Initially, 116 studies were identified, of which 25 were duplicate studies. Following a review of the titles and abstracts of the remaining 91 publications, 83 were excluded, of which 53 studies were irrelevant and 30 studies met the exclusion criteria. Three of the eight remaining studies were excluded after reading the full texts. Finally, five studies were included in the quantitative synthesis and meta-analysis [11,12,13,14,15]. Figure 1 shows the details of the literature search and selection process.

Fig. 1
figure 1

Flow chart of the selection process of studies used in this meta-analysis

Study characteristics

No RCTs were available for analysis, but 5 nonrandomized comparative studies were eligible for analysis, including one prospective study [13] and four retrospective studies [11, 12, 14, 15]. Two of these studies were from Spain, two from China, and one from France. A total of 310 HCC patients were included, of whom 143 (46.13%) had CSPH and 167 (53.87%) did not. The above studies are of high quality, according to the NOS, with scores ranging from 7 to 8 points. The general characteristics of the included studies are summarized in Table 1.

Table 1 Details of studies included in the meta-analysis

Surgical outcomes

The surgical outcomes were reported by all the five studies [11,12,13,14,15]. The estimated blood loss was significantly higher in the CPSH group than in the non-CSPH group (MD = 153.06, 95% CI = 62.53–243.60, P = 0.0009) (Fig. 2a). However, the results showed no statistically significant differences in the operative time, conversion rate to open surgery and overall complication rate between the two groups (MD = 5.09, 95% CI = -32.37–42.55, P = 0.79; RR = 1.21, 95% CI = 0.51-2.88, P = 0.67; RR = 1.65, 95% CI = 0.73–3.75, P = 0.23) (Fig. 2b–d). Moreover, the length of postoperative hospital stay was longer in the CPSH group than in the non-CSPH group (MD = 2.36, 95% CI = 0.87–3.86, P = 0.002) (Fig. 2e).

Dataset:
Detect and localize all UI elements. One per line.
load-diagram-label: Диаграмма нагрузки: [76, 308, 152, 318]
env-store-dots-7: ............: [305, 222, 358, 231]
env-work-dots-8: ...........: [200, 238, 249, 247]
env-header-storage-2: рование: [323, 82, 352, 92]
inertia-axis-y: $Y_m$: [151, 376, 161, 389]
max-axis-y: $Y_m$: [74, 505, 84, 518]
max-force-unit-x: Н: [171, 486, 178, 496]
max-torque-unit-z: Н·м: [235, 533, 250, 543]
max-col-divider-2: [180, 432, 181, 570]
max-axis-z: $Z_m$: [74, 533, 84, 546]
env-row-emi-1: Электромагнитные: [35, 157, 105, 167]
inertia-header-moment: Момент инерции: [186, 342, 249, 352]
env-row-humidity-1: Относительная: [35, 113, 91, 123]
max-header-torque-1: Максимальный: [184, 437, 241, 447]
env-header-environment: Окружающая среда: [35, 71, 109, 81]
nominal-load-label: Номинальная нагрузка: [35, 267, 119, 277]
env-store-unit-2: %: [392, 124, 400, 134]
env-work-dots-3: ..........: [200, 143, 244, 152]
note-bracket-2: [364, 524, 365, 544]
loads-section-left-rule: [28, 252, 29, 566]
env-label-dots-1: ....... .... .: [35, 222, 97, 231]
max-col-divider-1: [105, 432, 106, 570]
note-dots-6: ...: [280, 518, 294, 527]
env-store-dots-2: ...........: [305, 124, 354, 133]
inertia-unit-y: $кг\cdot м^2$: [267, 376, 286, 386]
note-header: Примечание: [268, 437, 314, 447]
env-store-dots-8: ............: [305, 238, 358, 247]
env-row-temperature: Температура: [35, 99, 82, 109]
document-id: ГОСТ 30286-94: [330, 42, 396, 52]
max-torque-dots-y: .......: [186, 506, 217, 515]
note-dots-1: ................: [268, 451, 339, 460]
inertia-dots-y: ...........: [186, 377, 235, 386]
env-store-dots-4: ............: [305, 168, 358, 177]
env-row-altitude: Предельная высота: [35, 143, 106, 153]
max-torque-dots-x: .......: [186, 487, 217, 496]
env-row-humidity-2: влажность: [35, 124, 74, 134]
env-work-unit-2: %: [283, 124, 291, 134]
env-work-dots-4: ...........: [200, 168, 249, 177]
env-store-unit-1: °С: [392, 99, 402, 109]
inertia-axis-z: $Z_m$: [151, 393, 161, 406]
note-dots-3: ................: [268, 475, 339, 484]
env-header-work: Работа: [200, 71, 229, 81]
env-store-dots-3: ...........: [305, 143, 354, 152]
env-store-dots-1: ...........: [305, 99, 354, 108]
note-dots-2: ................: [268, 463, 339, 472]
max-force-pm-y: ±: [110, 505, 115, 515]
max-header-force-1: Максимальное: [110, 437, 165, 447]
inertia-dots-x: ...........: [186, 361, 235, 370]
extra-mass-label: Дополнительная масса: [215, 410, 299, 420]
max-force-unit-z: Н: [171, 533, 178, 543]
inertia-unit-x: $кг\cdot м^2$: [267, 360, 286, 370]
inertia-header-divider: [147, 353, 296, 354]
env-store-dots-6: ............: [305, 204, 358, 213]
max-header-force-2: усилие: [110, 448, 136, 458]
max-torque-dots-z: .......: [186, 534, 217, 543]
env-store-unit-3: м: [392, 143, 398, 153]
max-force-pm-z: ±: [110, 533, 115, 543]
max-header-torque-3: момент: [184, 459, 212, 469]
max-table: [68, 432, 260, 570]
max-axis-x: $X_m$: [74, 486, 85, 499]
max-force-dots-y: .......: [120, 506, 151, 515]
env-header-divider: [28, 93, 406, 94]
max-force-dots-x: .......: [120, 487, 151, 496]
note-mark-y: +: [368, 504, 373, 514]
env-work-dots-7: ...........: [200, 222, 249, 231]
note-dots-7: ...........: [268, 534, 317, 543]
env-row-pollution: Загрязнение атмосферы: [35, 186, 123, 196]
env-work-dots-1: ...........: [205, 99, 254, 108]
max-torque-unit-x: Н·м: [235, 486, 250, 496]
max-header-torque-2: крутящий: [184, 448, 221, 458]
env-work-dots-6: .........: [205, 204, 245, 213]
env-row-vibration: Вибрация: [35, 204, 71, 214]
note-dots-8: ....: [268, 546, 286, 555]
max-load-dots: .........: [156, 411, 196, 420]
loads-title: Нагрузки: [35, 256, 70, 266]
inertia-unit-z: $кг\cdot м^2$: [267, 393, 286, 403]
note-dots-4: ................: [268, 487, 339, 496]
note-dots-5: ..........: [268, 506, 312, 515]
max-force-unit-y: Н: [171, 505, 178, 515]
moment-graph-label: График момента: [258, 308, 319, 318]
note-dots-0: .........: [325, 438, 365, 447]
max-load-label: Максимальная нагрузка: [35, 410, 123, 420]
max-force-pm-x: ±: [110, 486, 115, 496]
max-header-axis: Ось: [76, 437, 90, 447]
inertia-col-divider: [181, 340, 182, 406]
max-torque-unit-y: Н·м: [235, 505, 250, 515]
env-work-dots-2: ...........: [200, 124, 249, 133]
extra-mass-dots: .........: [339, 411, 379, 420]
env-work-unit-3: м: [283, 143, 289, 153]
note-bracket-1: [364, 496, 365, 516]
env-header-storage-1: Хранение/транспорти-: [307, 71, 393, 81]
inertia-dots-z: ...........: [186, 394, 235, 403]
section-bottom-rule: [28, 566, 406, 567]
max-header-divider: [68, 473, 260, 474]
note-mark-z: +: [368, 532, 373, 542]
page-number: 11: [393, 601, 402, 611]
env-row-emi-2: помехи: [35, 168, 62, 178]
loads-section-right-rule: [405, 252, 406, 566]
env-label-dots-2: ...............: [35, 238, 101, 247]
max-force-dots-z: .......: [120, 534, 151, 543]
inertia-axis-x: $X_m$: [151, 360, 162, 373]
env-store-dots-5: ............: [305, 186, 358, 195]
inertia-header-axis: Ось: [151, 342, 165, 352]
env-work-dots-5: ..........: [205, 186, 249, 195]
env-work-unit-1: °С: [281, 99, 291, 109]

Explore the material:
**A)** According to the meta-analysis excerpt, how many HCC patients were included across the studies?
**B)** Rewrite the meta-analysis excerpt from "Flow chart of" to "in Table 1.", renaming "nonrandomized" as "non-randomized".
The rows are separate material from the meta-analysis excerpt.

Solutions to the exercise:
**A)** 310 HCC patients

**B)**
Flow chart of the selection process of studies used in this meta-analysis

Study characteristics

No RCTs were available for analysis, but 5 non-randomized comparative studies were eligible for analysis, including one prospective study [13] and four retrospective studies [11, 12, 14, 15]. Two of these studies were from Spain, two from China, and one from France. A total of 310 HCC patients were included, of whom 143 (46.13%) had CSPH and 167 (53.87%) did not. The above studies are of high quality, according to the NOS, with scores ranging from 7 to 8 points. The general characteristics of the included studies are summarized in Table 1.